[Saved data entries]
▬▬▬
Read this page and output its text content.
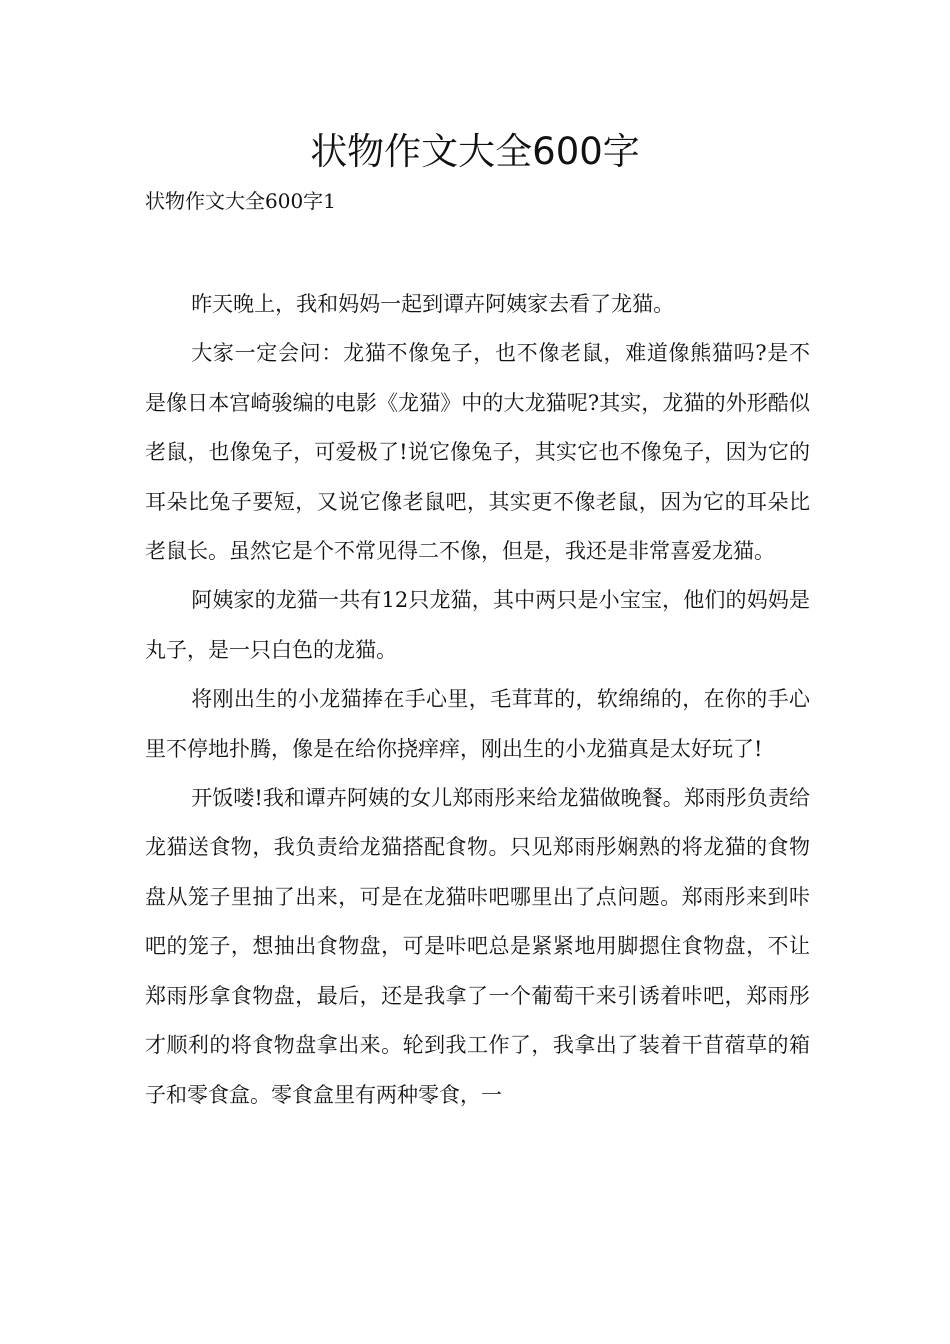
状物作文大全600字
状物作文大全600字1

昨天晚上，我和妈妈一起到谭卉阿姨家去看了龙猫。

大家一定会问：龙猫不像兔子，也不像老鼠，难道像熊猫吗?是不是像日本宫崎骏编的电影《龙猫》中的大龙猫呢?其实，龙猫的外形酷似老鼠，也像兔子，可爱极了!说它像兔子，其实它也不像兔子，因为它的耳朵比兔子要短，又说它像老鼠吧，其实更不像老鼠，因为它的耳朵比老鼠长。虽然它是个不常见得二不像，但是，我还是非常喜爱龙猫。

阿姨家的龙猫一共有12只龙猫，其中两只是小宝宝，他们的妈妈是丸子，是一只白色的龙猫。

将刚出生的小龙猫捧在手心里，毛茸茸的，软绵绵的，在你的手心里不停地扑腾，像是在给你挠痒痒，刚出生的小龙猫真是太好玩了!

开饭喽!我和谭卉阿姨的女儿郑雨彤来给龙猫做晚餐。郑雨彤负责给龙猫送食物，我负责给龙猫搭配食物。只见郑雨彤娴熟的将龙猫的食物盘从笼子里抽了出来，可是在龙猫咔吧哪里出了点问题。郑雨彤来到咔吧的笼子，想抽出食物盘，可是咔吧总是紧紧地用脚摁住食物盘，不让郑雨彤拿食物盘，最后，还是我拿了一个葡萄干来引诱着咔吧，郑雨彤才顺利的将食物盘拿出来。轮到我工作了，我拿出了装着干苜蓿草的箱子和零食盒。零食盒里有两种零食，一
▬▬▬
- _STATED EXERCISE_:
Except for the pictures, give all the material above again verbatim.

- _SOLUTION FOR THIS EXERCISE_:
Read this page and output its text content.
状物作文大全600字
状物作文大全600字1

昨天晚上，我和妈妈一起到谭卉阿姨家去看了龙猫。

大家一定会问：龙猫不像兔子，也不像老鼠，难道像熊猫吗?是不是像日本宫崎骏编的电影《龙猫》中的大龙猫呢?其实，龙猫的外形酷似老鼠，也像兔子，可爱极了!说它像兔子，其实它也不像兔子，因为它的耳朵比兔子要短，又说它像老鼠吧，其实更不像老鼠，因为它的耳朵比老鼠长。虽然它是个不常见得二不像，但是，我还是非常喜爱龙猫。

阿姨家的龙猫一共有12只龙猫，其中两只是小宝宝，他们的妈妈是丸子，是一只白色的龙猫。

将刚出生的小龙猫捧在手心里，毛茸茸的，软绵绵的，在你的手心里不停地扑腾，像是在给你挠痒痒，刚出生的小龙猫真是太好玩了!

开饭喽!我和谭卉阿姨的女儿郑雨彤来给龙猫做晚餐。郑雨彤负责给龙猫送食物，我负责给龙猫搭配食物。只见郑雨彤娴熟的将龙猫的食物盘从笼子里抽了出来，可是在龙猫咔吧哪里出了点问题。郑雨彤来到咔吧的笼子，想抽出食物盘，可是咔吧总是紧紧地用脚摁住食物盘，不让郑雨彤拿食物盘，最后，还是我拿了一个葡萄干来引诱着咔吧，郑雨彤才顺利的将食物盘拿出来。轮到我工作了，我拿出了装着干苜蓿草的箱子和零食盒。零食盒里有两种零食，一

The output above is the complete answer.